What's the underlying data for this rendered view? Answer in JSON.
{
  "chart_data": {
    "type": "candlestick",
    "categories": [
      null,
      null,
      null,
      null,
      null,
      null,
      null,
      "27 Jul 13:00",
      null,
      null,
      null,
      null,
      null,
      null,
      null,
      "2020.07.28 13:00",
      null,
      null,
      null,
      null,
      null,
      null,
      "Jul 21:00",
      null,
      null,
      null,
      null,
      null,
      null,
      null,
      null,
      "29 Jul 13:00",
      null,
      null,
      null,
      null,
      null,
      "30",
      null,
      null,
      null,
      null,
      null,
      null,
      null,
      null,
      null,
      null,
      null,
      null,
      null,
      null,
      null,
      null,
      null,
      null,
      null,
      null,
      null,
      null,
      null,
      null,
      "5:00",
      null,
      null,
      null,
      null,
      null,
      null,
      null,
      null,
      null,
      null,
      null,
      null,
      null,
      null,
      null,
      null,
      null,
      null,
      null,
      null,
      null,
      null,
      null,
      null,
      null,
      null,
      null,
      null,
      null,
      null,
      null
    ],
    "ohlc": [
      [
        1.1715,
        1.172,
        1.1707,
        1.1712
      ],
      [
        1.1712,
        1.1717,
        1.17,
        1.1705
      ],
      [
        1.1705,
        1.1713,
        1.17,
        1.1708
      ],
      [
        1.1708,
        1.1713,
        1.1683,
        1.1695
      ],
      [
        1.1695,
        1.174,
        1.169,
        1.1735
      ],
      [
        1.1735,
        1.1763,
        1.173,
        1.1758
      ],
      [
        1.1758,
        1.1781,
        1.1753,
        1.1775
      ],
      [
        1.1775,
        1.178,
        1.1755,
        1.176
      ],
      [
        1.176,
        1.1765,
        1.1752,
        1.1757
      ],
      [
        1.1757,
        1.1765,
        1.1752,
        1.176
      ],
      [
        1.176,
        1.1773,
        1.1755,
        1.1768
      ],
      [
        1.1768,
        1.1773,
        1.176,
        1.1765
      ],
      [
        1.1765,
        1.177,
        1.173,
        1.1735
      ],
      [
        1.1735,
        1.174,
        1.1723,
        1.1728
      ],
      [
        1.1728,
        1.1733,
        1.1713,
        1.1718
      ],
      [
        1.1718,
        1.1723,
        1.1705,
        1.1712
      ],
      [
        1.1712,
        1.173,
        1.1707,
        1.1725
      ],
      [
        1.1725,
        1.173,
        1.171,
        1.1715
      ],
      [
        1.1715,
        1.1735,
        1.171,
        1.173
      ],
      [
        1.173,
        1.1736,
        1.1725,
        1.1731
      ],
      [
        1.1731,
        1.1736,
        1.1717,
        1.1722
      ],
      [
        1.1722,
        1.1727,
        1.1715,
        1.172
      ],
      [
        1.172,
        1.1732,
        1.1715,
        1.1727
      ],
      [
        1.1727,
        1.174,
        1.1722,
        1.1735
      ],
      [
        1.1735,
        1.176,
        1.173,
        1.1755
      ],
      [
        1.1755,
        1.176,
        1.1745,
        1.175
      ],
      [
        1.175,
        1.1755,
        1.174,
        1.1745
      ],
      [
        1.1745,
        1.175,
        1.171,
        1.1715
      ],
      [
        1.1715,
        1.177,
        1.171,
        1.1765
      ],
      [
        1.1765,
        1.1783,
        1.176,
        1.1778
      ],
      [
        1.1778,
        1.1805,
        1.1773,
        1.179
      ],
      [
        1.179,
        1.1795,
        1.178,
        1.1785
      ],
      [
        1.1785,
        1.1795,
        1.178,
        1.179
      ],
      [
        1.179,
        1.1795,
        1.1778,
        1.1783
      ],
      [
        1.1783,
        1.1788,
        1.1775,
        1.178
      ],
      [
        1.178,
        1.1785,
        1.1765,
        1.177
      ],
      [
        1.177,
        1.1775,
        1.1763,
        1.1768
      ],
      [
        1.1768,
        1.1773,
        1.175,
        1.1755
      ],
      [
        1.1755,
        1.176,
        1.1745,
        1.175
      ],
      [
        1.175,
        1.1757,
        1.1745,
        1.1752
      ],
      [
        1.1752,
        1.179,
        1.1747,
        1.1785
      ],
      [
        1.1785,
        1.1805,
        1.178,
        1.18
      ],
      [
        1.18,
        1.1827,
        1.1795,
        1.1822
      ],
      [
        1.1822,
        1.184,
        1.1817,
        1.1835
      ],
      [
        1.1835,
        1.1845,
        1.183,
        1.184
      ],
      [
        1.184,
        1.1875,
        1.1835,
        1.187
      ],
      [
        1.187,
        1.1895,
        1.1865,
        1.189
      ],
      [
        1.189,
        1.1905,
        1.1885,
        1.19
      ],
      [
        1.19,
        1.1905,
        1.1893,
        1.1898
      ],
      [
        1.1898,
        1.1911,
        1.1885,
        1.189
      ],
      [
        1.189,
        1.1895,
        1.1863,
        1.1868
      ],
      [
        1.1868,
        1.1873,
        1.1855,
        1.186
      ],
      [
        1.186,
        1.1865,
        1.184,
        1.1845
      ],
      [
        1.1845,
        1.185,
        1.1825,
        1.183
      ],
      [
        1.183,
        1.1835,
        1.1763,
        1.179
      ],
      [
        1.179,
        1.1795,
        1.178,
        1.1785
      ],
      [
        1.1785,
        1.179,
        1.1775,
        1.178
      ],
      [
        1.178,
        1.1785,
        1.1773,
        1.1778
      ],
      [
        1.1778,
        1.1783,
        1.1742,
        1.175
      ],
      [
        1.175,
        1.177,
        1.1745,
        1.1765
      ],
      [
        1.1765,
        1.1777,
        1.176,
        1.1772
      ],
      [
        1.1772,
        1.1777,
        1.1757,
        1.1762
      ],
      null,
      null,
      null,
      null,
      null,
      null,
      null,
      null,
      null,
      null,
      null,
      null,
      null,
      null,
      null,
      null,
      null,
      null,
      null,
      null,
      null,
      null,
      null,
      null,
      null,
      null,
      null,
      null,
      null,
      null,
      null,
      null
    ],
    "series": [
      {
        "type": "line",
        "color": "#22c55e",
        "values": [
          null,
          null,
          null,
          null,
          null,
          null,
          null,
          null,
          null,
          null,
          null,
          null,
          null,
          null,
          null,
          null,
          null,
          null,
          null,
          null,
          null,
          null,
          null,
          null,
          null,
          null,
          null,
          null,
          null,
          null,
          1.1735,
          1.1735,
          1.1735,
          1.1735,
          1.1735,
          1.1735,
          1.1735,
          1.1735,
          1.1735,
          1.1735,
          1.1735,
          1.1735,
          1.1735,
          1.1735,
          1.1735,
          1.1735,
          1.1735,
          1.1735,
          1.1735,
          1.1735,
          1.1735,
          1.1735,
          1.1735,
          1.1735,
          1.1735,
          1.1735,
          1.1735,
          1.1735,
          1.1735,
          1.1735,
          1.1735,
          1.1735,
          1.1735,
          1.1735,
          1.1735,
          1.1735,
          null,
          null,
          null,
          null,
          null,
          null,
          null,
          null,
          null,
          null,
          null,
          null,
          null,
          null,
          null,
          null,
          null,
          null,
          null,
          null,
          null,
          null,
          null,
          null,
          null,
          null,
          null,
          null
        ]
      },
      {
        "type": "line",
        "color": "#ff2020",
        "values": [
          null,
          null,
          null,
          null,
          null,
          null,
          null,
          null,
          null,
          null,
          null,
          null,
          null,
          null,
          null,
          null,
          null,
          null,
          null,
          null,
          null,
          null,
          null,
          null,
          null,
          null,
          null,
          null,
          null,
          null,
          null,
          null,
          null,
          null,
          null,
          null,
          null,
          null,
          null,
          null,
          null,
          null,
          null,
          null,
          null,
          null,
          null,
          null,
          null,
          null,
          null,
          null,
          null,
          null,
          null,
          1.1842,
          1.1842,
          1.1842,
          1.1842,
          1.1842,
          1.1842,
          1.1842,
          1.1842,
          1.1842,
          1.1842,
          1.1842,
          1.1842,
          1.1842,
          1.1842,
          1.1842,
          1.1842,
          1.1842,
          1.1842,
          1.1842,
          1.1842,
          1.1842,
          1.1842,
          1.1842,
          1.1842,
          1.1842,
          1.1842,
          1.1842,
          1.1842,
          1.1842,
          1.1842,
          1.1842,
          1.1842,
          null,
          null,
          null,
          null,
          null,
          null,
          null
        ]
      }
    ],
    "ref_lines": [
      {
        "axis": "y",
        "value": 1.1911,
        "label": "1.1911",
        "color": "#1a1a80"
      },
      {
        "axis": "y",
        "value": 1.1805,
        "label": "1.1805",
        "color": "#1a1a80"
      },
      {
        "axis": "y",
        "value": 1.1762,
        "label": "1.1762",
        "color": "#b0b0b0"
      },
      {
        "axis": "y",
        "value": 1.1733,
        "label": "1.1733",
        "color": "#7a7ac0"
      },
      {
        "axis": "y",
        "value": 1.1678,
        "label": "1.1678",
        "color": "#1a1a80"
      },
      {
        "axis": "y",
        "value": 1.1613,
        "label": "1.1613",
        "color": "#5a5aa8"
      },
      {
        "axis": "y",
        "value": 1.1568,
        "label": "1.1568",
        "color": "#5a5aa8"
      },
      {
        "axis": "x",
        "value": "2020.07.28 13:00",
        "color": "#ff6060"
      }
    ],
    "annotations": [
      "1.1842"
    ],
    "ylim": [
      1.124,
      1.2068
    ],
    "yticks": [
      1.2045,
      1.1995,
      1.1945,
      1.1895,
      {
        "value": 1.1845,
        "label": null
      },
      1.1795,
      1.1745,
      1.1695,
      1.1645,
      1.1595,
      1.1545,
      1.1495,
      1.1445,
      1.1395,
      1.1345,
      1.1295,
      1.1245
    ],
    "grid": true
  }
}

------------------------------------------------

PROBLEM TO WORK ON: Search the data for "color" and list every line in which it occurs.

EXPECTED OUTPUT:
        "color": "#22c55e",
        "color": "#ff2020",
        "color": "#1a1a80"
        "color": "#1a1a80"
        "color": "#b0b0b0"
        "color": "#7a7ac0"
        "color": "#1a1a80"
        "color": "#5a5aa8"
        "color": "#5a5aa8"
        "color": "#ff6060"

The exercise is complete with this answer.